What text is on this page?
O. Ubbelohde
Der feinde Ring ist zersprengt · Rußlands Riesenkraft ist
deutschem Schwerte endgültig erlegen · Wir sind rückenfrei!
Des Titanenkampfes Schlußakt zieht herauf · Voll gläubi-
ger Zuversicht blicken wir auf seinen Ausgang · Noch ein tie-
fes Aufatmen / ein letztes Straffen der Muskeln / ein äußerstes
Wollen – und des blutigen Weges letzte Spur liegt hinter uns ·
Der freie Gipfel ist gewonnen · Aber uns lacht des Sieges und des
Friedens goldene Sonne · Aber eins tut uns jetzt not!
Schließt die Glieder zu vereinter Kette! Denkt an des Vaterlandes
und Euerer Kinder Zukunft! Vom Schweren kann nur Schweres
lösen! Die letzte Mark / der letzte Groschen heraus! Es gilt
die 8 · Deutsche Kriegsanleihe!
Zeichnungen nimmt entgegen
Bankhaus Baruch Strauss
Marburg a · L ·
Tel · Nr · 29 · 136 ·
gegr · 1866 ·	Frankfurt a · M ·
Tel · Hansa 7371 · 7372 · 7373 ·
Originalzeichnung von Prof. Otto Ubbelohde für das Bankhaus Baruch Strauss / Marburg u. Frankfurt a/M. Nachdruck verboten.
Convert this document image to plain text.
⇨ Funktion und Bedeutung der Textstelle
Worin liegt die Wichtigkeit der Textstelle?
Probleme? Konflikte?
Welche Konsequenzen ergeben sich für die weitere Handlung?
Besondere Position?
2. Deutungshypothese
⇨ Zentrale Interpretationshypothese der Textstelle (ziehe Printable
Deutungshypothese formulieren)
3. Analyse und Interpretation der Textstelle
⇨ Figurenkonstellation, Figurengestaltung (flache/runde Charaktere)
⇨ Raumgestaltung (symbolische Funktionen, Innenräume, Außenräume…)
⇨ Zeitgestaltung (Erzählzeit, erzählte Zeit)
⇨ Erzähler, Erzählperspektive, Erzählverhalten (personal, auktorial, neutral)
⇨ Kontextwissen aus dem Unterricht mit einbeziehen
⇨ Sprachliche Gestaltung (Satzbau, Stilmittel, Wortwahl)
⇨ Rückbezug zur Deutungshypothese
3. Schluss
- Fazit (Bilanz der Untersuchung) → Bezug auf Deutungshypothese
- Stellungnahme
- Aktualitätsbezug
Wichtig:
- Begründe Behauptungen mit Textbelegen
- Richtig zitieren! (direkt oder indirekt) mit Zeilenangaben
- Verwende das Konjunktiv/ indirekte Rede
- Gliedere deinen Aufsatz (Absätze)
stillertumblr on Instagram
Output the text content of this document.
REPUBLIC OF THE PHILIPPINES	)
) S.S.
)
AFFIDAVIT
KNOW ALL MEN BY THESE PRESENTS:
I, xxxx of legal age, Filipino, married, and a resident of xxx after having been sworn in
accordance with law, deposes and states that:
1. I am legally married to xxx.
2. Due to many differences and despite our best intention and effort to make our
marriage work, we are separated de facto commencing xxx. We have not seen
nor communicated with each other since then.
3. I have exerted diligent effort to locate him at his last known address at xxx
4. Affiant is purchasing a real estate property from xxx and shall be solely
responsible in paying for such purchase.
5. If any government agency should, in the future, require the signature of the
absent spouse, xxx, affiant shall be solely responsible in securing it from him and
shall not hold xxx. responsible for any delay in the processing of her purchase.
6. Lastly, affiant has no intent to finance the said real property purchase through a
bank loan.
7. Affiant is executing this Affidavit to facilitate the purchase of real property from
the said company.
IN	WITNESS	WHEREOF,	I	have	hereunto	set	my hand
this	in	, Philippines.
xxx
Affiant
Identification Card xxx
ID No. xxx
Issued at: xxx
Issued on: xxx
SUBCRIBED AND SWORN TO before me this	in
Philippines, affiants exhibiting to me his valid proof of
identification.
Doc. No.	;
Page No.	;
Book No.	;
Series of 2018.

--------------------

Reproduce every line of the data verbatim.

What text is on this page?
O. Ubbelohde
Der feinde Ring ist zersprengt · Rußlands Riesenkraft ist
deutschem Schwerte endgültig erlegen · Wir sind rückenfrei!
Des Titanenkampfes Schlußakt zieht herauf · Voll gläubi-
ger Zuversicht blicken wir auf seinen Ausgang · Noch ein tie-
fes Aufatmen / ein letztes Straffen der Muskeln / ein äußerstes
Wollen – und des blutigen Weges letzte Spur liegt hinter uns ·
Der freie Gipfel ist gewonnen · Aber uns lacht des Sieges und des
Friedens goldene Sonne · Aber eins tut uns jetzt not!
Schließt die Glieder zu vereinter Kette! Denkt an des Vaterlandes
und Euerer Kinder Zukunft! Vom Schweren kann nur Schweres
lösen! Die letzte Mark / der letzte Groschen heraus! Es gilt
die 8 · Deutsche Kriegsanleihe!
Zeichnungen nimmt entgegen
Bankhaus Baruch Strauss
Marburg a · L ·
Tel · Nr · 29 · 136 ·
gegr · 1866 ·	Frankfurt a · M ·
Tel · Hansa 7371 · 7372 · 7373 ·
Originalzeichnung von Prof. Otto Ubbelohde für das Bankhaus Baruch Strauss / Marburg u. Frankfurt a/M. Nachdruck verboten.
Convert this document image to plain text.
⇨ Funktion und Bedeutung der Textstelle
Worin liegt die Wichtigkeit der Textstelle?
Probleme? Konflikte?
Welche Konsequenzen ergeben sich für die weitere Handlung?
Besondere Position?
2. Deutungshypothese
⇨ Zentrale Interpretationshypothese der Textstelle (ziehe Printable
Deutungshypothese formulieren)
3. Analyse und Interpretation der Textstelle
⇨ Figurenkonstellation, Figurengestaltung (flache/runde Charaktere)
⇨ Raumgestaltung (symbolische Funktionen, Innenräume, Außenräume…)
⇨ Zeitgestaltung (Erzählzeit, erzählte Zeit)
⇨ Erzähler, Erzählperspektive, Erzählverhalten (personal, auktorial, neutral)
⇨ Kontextwissen aus dem Unterricht mit einbeziehen
⇨ Sprachliche Gestaltung (Satzbau, Stilmittel, Wortwahl)
⇨ Rückbezug zur Deutungshypothese
3. Schluss
- Fazit (Bilanz der Untersuchung) → Bezug auf Deutungshypothese
- Stellungnahme
- Aktualitätsbezug
Wichtig:
- Begründe Behauptungen mit Textbelegen
- Richtig zitieren! (direkt oder indirekt) mit Zeilenangaben
- Verwende das Konjunktiv/ indirekte Rede
- Gliedere deinen Aufsatz (Absätze)
stillertumblr on Instagram
Output the text content of this document.
REPUBLIC OF THE PHILIPPINES	)
) S.S.
)
AFFIDAVIT
KNOW ALL MEN BY THESE PRESENTS:
I, xxxx of legal age, Filipino, married, and a resident of xxx after having been sworn in
accordance with law, deposes and states that:
1. I am legally married to xxx.
2. Due to many differences and despite our best intention and effort to make our
marriage work, we are separated de facto commencing xxx. We have not seen
nor communicated with each other since then.
3. I have exerted diligent effort to locate him at his last known address at xxx
4. Affiant is purchasing a real estate property from xxx and shall be solely
responsible in paying for such purchase.
5. If any government agency should, in the future, require the signature of the
absent spouse, xxx, affiant shall be solely responsible in securing it from him and
shall not hold xxx. responsible for any delay in the processing of her purchase.
6. Lastly, affiant has no intent to finance the said real property purchase through a
bank loan.
7. Affiant is executing this Affidavit to facilitate the purchase of real property from
the said company.
IN	WITNESS	WHEREOF,	I	have	hereunto	set	my hand
this	in	, Philippines.
xxx
Affiant
Identification Card xxx
ID No. xxx
Issued at: xxx
Issued on: xxx
SUBCRIBED AND SWORN TO before me this	in
Philippines, affiants exhibiting to me his valid proof of
identification.
Doc. No.	;
Page No.	;
Book No.	;
Series of 2018.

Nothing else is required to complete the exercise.